Set exercise:
Transcribe the entries that follow, word for word.
— begin Source records —
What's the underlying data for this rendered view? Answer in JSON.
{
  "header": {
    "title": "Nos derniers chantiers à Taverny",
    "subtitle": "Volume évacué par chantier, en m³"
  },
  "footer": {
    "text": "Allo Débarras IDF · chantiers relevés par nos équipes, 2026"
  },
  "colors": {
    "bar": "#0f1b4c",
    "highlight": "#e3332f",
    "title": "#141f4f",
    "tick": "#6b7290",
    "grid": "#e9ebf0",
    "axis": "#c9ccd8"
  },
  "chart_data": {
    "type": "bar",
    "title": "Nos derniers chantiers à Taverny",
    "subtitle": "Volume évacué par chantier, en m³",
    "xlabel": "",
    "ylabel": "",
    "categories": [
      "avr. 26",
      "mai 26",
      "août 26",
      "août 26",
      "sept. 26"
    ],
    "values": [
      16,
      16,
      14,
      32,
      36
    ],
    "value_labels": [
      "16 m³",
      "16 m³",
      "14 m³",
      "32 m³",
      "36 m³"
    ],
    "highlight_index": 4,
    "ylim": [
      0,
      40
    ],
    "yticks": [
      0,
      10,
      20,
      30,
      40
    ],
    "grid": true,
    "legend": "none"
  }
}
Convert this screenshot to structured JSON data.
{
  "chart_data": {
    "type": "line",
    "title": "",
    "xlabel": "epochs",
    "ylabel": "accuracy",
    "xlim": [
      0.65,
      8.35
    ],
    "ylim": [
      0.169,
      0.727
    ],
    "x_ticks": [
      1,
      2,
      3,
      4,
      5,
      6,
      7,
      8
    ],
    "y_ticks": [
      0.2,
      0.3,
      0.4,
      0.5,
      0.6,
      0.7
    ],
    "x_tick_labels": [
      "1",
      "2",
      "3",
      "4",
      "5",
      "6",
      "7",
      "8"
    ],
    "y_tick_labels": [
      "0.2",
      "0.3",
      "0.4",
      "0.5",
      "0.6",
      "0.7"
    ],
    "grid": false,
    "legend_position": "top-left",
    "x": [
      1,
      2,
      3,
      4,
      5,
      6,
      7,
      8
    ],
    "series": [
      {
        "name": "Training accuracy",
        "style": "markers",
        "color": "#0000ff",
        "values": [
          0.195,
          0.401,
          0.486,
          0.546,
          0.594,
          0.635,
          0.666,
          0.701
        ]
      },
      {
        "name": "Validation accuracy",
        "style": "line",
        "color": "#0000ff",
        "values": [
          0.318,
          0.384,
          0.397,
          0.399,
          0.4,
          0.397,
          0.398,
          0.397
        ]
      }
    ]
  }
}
— end Source records —
Solution for this exercise:
What's the underlying data for this rendered view? Answer in JSON.
{
  "header": {
    "title": "Nos derniers chantiers à Taverny",
    "subtitle": "Volume évacué par chantier, en m³"
  },
  "footer": {
    "text": "Allo Débarras IDF · chantiers relevés par nos équipes, 2026"
  },
  "colors": {
    "bar": "#0f1b4c",
    "highlight": "#e3332f",
    "title": "#141f4f",
    "tick": "#6b7290",
    "grid": "#e9ebf0",
    "axis": "#c9ccd8"
  },
  "chart_data": {
    "type": "bar",
    "title": "Nos derniers chantiers à Taverny",
    "subtitle": "Volume évacué par chantier, en m³",
    "xlabel": "",
    "ylabel": "",
    "categories": [
      "avr. 26",
      "mai 26",
      "août 26",
      "août 26",
      "sept. 26"
    ],
    "values": [
      16,
      16,
      14,
      32,
      36
    ],
    "value_labels": [
      "16 m³",
      "16 m³",
      "14 m³",
      "32 m³",
      "36 m³"
    ],
    "highlight_index": 4,
    "ylim": [
      0,
      40
    ],
    "yticks": [
      0,
      10,
      20,
      30,
      40
    ],
    "grid": true,
    "legend": "none"
  }
}
Convert this screenshot to structured JSON data.
{
  "chart_data": {
    "type": "line",
    "title": "",
    "xlabel": "epochs",
    "ylabel": "accuracy",
    "xlim": [
      0.65,
      8.35
    ],
    "ylim": [
      0.169,
      0.727
    ],
    "x_ticks": [
      1,
      2,
      3,
      4,
      5,
      6,
      7,
      8
    ],
    "y_ticks": [
      0.2,
      0.3,
      0.4,
      0.5,
      0.6,
      0.7
    ],
    "x_tick_labels": [
      "1",
      "2",
      "3",
      "4",
      "5",
      "6",
      "7",
      "8"
    ],
    "y_tick_labels": [
      "0.2",
      "0.3",
      "0.4",
      "0.5",
      "0.6",
      "0.7"
    ],
    "grid": false,
    "legend_position": "top-left",
    "x": [
      1,
      2,
      3,
      4,
      5,
      6,
      7,
      8
    ],
    "series": [
      {
        "name": "Training accuracy",
        "style": "markers",
        "color": "#0000ff",
        "values": [
          0.195,
          0.401,
          0.486,
          0.546,
          0.594,
          0.635,
          0.666,
          0.701
        ]
      },
      {
        "name": "Validation accuracy",
        "style": "line",
        "color": "#0000ff",
        "values": [
          0.318,
          0.384,
          0.397,
          0.399,
          0.4,
          0.397,
          0.398,
          0.397
        ]
      }
    ]
  }
}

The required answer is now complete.